• Stated goal: Extract each line of the records below that contains the word "Ryan".

Dataset records:
· · · · · · ·
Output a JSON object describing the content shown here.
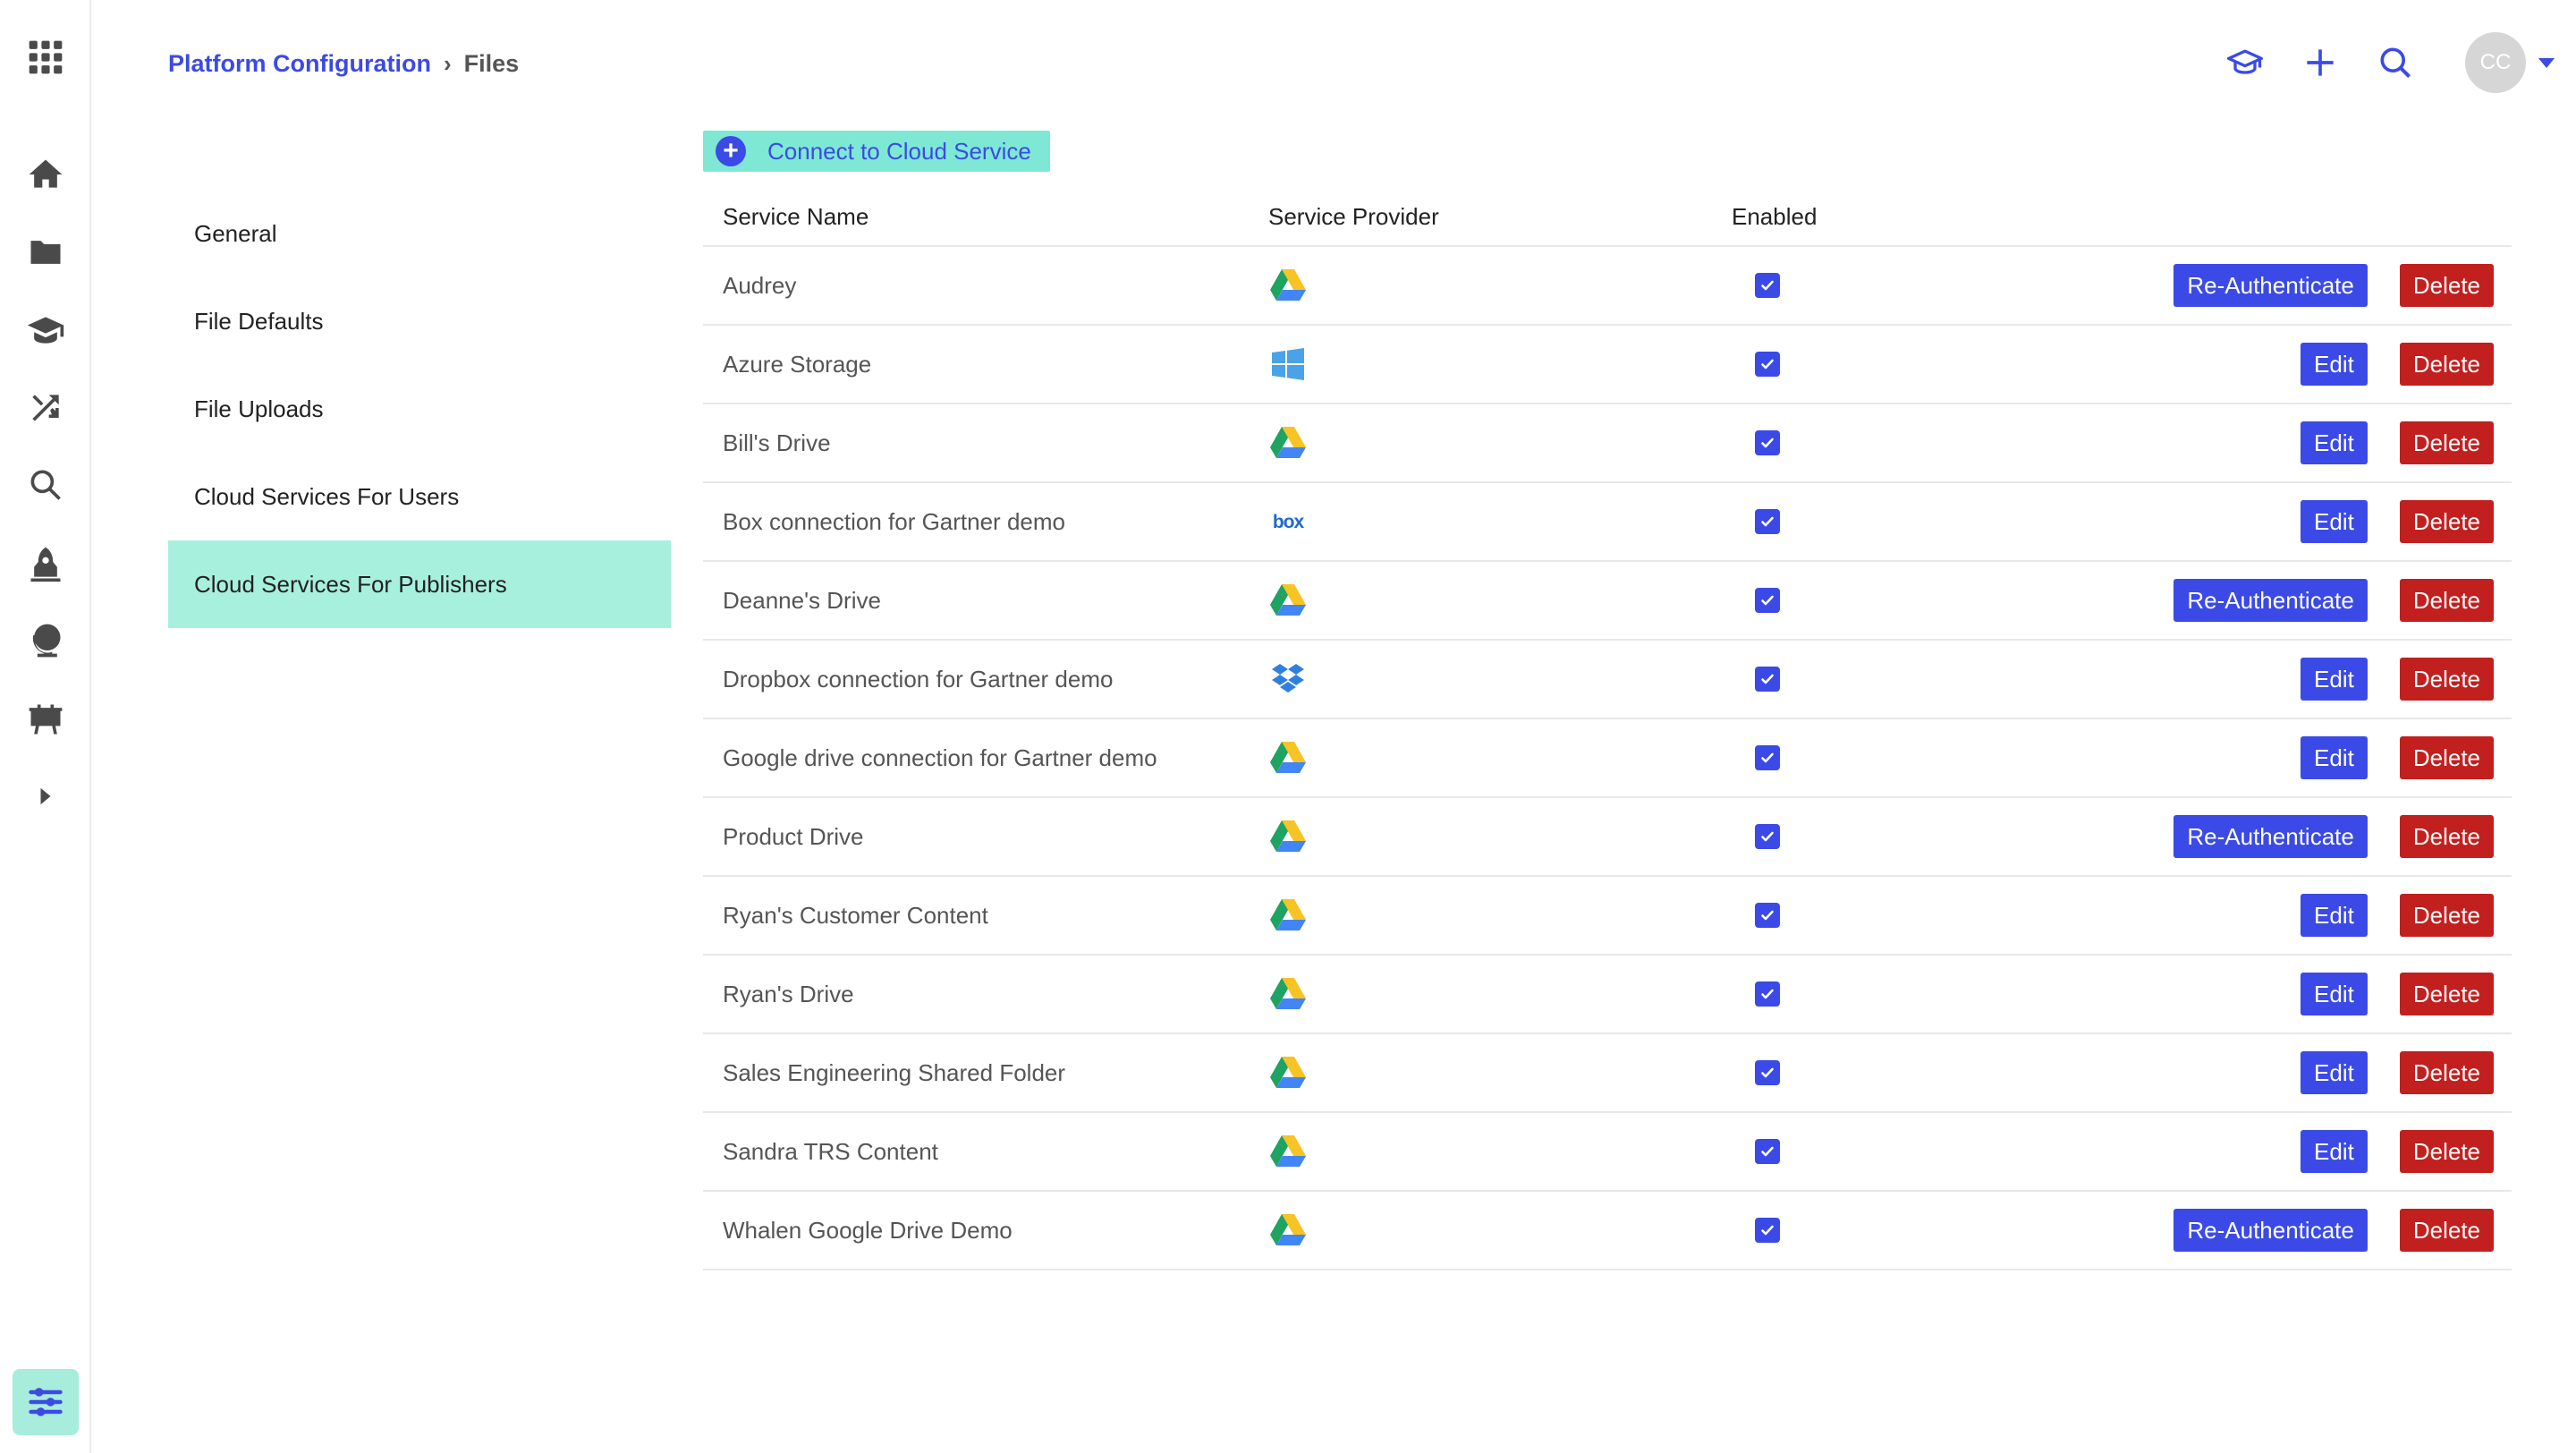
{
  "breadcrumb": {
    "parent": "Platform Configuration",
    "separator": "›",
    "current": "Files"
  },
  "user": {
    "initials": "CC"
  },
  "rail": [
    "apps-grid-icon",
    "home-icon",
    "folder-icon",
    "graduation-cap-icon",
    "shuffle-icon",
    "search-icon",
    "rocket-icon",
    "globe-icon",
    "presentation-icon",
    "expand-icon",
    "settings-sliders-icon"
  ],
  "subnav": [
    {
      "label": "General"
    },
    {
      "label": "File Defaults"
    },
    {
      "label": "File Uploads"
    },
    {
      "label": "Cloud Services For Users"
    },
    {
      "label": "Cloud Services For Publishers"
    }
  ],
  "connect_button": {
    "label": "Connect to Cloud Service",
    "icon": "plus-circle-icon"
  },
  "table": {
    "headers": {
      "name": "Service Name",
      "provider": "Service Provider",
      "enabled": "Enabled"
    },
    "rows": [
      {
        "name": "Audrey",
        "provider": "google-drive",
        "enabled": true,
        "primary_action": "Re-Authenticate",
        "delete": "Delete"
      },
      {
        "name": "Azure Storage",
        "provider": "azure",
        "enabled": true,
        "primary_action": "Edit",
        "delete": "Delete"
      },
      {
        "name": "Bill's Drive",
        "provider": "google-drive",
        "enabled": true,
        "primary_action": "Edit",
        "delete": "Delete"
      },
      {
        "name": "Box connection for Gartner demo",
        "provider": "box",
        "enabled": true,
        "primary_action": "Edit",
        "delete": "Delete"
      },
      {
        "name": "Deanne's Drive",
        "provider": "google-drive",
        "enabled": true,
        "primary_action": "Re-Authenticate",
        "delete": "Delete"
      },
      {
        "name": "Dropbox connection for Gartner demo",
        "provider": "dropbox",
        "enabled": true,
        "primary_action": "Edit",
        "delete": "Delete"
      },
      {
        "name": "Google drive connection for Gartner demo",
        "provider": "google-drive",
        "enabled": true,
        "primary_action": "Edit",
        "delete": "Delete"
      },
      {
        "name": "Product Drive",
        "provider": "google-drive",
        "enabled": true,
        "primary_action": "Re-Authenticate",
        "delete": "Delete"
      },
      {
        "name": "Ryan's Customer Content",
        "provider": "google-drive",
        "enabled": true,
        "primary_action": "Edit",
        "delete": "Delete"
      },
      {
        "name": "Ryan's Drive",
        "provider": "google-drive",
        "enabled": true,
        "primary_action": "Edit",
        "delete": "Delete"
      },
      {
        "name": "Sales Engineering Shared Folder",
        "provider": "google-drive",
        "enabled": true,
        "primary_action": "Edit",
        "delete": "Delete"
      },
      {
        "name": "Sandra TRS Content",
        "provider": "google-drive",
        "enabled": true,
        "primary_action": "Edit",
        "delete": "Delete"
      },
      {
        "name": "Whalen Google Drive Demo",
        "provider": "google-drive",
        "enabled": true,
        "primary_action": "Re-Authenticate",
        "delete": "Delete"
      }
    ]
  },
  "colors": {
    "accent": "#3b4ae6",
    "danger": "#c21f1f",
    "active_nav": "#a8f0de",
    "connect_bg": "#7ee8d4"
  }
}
· · · · · · ·
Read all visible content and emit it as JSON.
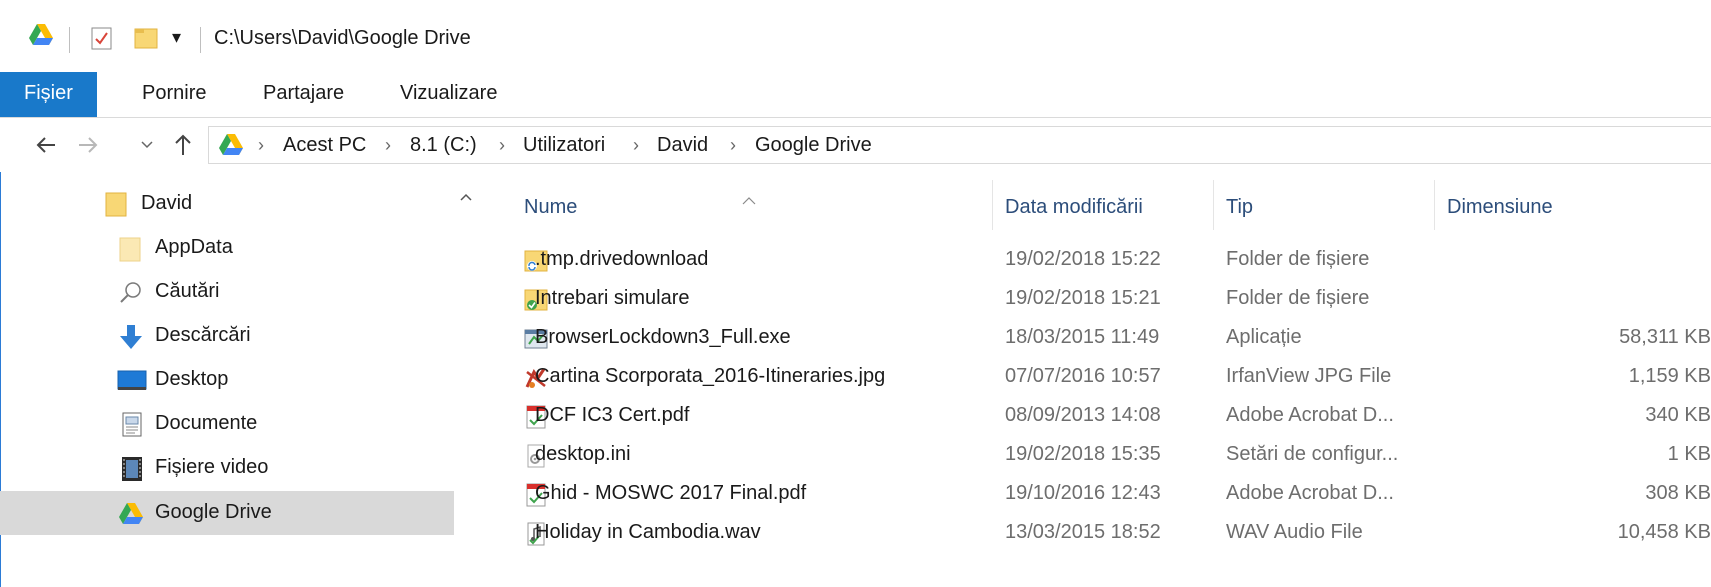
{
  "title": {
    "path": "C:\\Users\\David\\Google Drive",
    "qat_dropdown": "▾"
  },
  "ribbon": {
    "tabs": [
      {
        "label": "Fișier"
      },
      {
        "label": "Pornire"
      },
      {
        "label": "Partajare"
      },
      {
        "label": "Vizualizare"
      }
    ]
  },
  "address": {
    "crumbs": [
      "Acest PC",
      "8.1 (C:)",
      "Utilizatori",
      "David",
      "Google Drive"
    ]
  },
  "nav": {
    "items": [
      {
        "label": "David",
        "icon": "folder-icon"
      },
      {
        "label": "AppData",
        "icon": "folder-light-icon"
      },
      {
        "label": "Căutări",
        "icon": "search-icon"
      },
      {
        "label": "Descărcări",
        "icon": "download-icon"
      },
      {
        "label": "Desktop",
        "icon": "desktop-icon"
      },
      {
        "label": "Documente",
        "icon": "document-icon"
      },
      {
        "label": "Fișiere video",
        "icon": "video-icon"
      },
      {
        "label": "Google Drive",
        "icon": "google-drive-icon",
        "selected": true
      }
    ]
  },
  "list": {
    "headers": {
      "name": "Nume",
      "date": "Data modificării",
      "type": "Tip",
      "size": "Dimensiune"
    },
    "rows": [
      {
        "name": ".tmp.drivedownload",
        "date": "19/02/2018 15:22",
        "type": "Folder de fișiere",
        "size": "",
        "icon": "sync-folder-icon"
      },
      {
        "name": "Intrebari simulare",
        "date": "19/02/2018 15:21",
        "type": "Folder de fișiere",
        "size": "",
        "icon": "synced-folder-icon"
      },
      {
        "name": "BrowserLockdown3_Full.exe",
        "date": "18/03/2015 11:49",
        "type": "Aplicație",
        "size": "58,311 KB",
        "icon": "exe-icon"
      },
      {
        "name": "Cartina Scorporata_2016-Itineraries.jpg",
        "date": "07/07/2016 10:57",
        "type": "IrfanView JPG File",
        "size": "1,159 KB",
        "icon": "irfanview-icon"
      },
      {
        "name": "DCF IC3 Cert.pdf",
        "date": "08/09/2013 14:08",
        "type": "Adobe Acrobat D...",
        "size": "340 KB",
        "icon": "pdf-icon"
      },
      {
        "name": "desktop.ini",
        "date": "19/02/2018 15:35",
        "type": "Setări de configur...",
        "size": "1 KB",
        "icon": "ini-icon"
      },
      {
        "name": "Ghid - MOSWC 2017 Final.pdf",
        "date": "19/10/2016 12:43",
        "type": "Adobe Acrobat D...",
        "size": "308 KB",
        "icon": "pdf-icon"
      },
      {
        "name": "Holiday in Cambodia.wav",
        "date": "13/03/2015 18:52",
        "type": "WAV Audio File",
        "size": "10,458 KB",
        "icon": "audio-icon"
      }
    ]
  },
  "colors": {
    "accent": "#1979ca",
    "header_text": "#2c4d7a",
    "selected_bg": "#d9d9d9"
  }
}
· · · · · · ·
• Result:
        "name": "Ryan's Customer Content",
        "name": "Ryan's Drive",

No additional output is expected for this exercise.